**Problem**
Go through the data below. List every line that holds the word "金寨经济开发区".

**Recorded information**
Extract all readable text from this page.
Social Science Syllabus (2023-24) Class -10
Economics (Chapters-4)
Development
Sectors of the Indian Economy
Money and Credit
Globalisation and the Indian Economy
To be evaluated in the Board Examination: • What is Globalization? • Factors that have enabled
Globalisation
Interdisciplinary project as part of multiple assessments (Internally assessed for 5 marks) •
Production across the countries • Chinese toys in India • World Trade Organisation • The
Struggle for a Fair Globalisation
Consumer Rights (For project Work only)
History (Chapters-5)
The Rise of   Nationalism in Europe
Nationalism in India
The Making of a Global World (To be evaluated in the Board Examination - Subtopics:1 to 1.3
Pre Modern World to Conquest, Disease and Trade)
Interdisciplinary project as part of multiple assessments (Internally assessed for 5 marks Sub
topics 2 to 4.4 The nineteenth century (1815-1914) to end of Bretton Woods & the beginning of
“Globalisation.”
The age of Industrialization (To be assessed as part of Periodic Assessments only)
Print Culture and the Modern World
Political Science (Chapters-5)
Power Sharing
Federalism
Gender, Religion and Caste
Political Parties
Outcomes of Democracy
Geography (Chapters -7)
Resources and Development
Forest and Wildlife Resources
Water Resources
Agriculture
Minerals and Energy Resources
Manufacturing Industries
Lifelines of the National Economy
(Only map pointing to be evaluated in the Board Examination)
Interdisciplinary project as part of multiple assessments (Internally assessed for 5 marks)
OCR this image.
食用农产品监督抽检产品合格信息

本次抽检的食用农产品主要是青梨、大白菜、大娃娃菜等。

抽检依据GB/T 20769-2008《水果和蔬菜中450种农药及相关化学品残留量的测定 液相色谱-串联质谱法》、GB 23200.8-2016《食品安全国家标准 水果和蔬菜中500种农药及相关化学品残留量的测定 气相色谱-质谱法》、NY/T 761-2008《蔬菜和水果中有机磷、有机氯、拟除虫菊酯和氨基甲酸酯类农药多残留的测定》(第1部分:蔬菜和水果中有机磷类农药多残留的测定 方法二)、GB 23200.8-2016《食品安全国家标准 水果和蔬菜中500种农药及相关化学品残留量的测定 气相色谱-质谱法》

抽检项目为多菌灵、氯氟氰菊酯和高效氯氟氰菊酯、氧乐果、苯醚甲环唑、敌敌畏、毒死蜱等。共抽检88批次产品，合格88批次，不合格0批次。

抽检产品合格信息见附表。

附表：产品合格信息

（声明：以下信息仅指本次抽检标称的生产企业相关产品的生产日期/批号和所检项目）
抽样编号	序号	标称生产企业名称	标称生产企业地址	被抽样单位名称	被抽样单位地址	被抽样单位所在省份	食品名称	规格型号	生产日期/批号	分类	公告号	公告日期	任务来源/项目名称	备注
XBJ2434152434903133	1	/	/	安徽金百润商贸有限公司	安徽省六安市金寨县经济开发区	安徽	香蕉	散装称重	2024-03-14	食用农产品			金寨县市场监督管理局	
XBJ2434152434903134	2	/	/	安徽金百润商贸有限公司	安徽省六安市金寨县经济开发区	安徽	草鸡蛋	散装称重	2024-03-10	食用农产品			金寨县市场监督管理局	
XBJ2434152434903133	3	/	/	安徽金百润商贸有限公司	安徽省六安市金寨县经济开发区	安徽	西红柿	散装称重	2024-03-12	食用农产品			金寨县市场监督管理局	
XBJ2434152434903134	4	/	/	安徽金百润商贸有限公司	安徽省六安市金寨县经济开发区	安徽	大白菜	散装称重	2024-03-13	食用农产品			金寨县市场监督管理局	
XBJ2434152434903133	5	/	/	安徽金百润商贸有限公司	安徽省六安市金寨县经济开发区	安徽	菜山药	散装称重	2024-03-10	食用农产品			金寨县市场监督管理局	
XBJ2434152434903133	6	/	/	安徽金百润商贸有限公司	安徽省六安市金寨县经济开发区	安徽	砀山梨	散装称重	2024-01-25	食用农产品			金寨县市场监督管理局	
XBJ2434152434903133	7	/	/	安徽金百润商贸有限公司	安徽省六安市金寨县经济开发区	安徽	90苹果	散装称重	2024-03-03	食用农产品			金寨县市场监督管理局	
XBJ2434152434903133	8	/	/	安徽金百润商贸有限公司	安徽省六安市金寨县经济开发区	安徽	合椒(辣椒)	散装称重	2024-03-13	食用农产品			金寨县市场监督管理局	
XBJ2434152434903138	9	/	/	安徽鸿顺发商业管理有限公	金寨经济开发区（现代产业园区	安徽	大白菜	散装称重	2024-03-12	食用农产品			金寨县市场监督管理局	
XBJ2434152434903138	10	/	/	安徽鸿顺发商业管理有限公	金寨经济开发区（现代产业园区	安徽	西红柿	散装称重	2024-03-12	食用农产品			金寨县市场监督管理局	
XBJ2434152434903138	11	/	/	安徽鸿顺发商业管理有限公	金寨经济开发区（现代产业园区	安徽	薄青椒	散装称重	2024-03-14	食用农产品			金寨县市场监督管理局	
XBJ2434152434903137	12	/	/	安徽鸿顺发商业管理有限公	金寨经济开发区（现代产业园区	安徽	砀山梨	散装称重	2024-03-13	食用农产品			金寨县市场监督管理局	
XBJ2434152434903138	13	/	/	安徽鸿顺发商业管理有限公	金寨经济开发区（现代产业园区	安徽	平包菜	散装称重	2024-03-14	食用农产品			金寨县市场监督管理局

**Answer to this task**
XBJ2434152434903138	9	/	/	安徽鸿顺发商业管理有限公	金寨经济开发区（现代产业园区	安徽	大白菜	散装称重	2024-03-12	食用农产品			金寨县市场监督管理局	
XBJ2434152434903138	10	/	/	安徽鸿顺发商业管理有限公	金寨经济开发区（现代产业园区	安徽	西红柿	散装称重	2024-03-12	食用农产品			金寨县市场监督管理局	
XBJ2434152434903138	11	/	/	安徽鸿顺发商业管理有限公	金寨经济开发区（现代产业园区	安徽	薄青椒	散装称重	2024-03-14	食用农产品			金寨县市场监督管理局	
XBJ2434152434903137	12	/	/	安徽鸿顺发商业管理有限公	金寨经济开发区（现代产业园区	安徽	砀山梨	散装称重	2024-03-13	食用农产品			金寨县市场监督管理局	
XBJ2434152434903138	13	/	/	安徽鸿顺发商业管理有限公	金寨经济开发区（现代产业园区	安徽	平包菜	散装称重	2024-03-14	食用农产品			金寨县市场监督管理局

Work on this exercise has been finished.